<<<<

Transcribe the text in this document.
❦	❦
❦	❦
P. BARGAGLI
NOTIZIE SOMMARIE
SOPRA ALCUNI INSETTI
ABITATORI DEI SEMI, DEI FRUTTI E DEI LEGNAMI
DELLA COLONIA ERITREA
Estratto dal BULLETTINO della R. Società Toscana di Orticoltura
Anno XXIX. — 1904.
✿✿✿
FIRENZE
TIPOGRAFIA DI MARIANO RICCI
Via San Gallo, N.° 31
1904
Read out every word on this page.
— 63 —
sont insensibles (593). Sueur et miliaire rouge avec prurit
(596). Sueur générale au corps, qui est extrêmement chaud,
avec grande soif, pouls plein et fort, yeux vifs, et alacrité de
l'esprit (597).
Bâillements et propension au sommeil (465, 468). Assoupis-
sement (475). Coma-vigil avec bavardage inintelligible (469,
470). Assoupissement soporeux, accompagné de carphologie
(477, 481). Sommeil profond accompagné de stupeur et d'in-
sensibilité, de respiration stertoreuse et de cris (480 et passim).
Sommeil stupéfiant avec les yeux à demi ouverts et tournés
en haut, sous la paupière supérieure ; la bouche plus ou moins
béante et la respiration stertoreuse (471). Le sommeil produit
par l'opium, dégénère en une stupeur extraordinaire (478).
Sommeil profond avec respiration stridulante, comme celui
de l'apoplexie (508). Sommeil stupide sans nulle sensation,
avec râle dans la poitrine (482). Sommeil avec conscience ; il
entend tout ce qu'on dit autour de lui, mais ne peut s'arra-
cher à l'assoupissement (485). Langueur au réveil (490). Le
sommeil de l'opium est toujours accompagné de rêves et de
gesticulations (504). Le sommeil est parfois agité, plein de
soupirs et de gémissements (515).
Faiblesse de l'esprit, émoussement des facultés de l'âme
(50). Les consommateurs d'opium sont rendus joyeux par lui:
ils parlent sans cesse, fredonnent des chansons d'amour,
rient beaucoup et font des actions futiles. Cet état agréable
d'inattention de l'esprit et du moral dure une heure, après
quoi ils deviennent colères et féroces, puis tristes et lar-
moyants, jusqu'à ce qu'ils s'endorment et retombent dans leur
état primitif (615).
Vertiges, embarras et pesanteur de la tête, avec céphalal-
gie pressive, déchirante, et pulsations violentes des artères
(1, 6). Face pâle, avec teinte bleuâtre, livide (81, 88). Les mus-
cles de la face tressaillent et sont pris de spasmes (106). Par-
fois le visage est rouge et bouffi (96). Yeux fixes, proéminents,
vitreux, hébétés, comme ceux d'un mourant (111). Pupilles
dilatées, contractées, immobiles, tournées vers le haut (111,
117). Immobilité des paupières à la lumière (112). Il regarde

>>>>

● **INSTRUCTION**
Collect the lines of the records that include the string "stupeur".

● **FINISHED ANSWER**
(477, 481). Sommeil profond accompagné de stupeur et d'in-
par l'opium, dégénère en une stupeur extraordinaire (478).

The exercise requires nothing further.